Required task » Locate all lines with the word "成本端方面" and copy them out.

::: Exercise data

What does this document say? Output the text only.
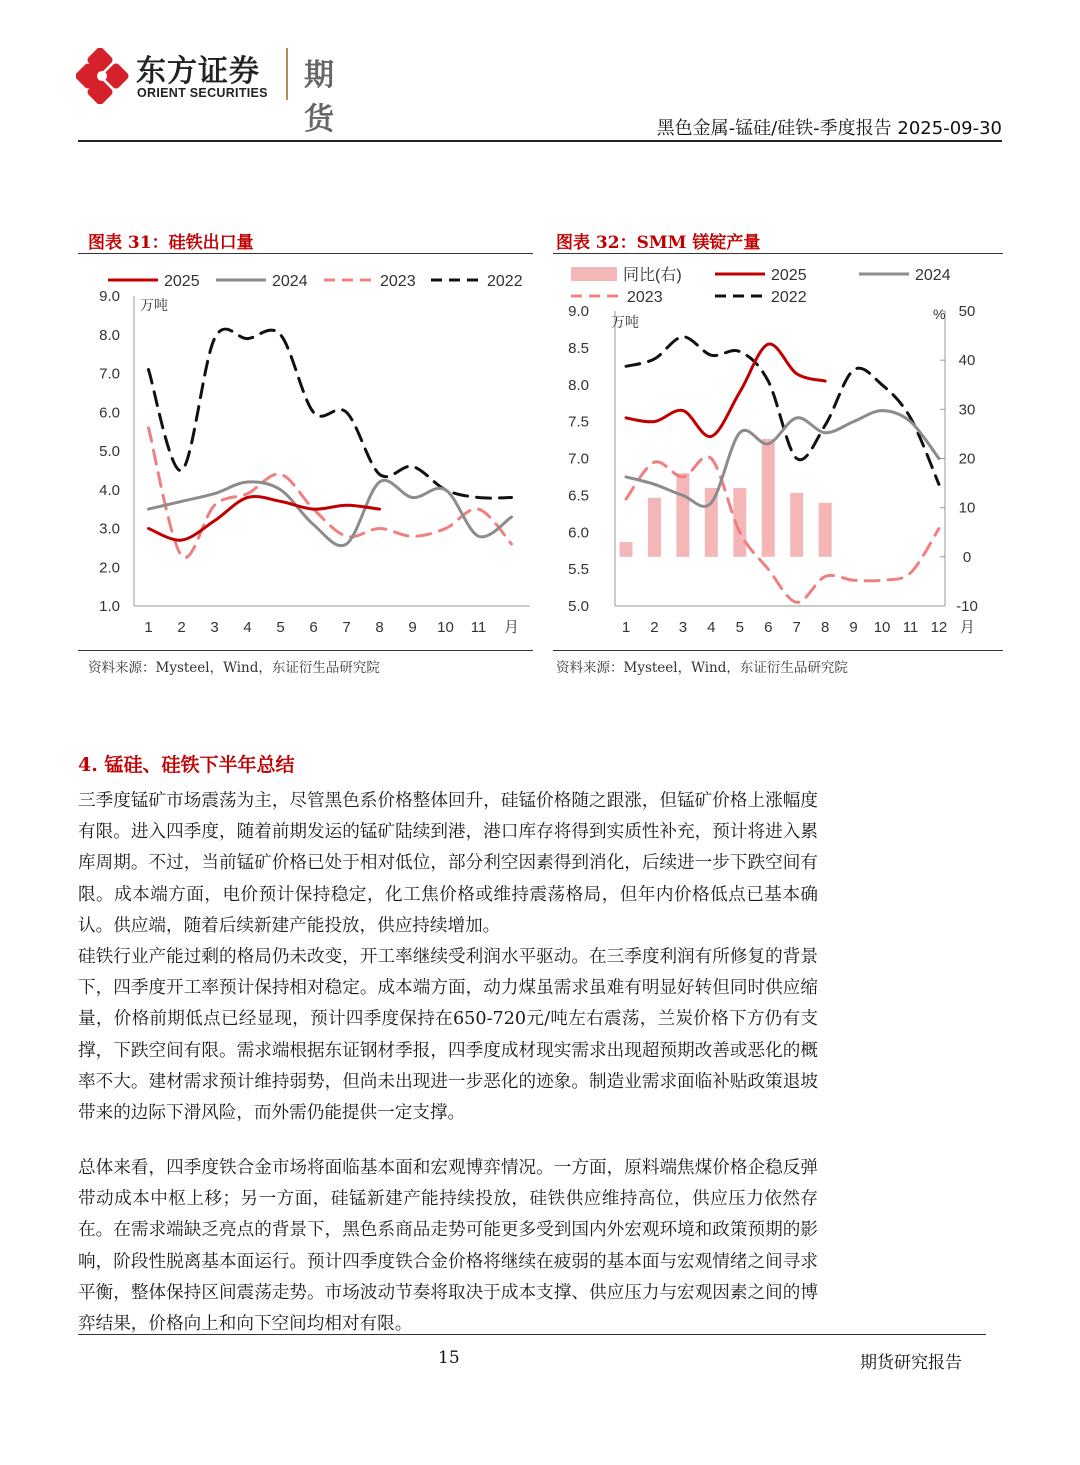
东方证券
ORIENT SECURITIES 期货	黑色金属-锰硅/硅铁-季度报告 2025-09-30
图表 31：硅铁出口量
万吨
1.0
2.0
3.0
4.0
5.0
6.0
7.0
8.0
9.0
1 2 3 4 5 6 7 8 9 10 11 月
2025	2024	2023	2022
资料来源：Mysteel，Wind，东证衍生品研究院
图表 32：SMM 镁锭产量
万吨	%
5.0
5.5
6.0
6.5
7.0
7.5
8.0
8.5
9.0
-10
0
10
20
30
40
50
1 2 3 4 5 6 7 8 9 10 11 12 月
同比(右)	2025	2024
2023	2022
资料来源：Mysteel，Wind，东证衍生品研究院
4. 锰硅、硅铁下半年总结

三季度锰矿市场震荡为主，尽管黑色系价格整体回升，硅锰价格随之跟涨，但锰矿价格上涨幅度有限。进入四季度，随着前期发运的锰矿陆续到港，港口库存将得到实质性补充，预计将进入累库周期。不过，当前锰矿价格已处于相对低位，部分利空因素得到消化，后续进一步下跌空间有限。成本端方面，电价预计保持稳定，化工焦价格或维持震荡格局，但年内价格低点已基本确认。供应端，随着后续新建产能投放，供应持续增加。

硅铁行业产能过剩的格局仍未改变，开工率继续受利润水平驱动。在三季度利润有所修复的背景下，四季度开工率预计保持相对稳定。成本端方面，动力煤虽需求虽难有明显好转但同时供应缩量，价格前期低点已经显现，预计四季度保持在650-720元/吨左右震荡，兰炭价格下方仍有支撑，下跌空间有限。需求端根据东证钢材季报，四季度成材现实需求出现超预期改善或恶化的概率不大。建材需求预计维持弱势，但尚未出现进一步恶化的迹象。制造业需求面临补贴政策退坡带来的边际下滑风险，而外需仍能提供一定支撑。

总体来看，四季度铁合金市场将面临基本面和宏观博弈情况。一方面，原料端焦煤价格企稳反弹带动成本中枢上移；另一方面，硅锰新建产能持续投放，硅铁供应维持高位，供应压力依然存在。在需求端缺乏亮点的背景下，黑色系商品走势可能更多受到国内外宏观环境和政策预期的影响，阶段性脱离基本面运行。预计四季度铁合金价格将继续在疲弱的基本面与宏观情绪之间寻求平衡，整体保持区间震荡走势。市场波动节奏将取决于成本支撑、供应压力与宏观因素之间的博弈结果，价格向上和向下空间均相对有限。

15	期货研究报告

::::::

The output »
三季度锰矿市场震荡为主，尽管黑色系价格整体回升，硅锰价格随之跟涨，但锰矿价格上涨幅度有限。进入四季度，随着前期发运的锰矿陆续到港，港口库存将得到实质性补充，预计将进入累库周期。不过，当前锰矿价格已处于相对低位，部分利空因素得到消化，后续进一步下跌空间有限。成本端方面，电价预计保持稳定，化工焦价格或维持震荡格局，但年内价格低点已基本确认。供应端，随着后续新建产能投放，供应持续增加。
硅铁行业产能过剩的格局仍未改变，开工率继续受利润水平驱动。在三季度利润有所修复的背景下，四季度开工率预计保持相对稳定。成本端方面，动力煤虽需求虽难有明显好转但同时供应缩量，价格前期低点已经显现，预计四季度保持在650-720元/吨左右震荡，兰炭价格下方仍有支撑，下跌空间有限。需求端根据东证钢材季报，四季度成材现实需求出现超预期改善或恶化的概率不大。建材需求预计维持弱势，但尚未出现进一步恶化的迹象。制造业需求面临补贴政策退坡带来的边际下滑风险，而外需仍能提供一定支撑。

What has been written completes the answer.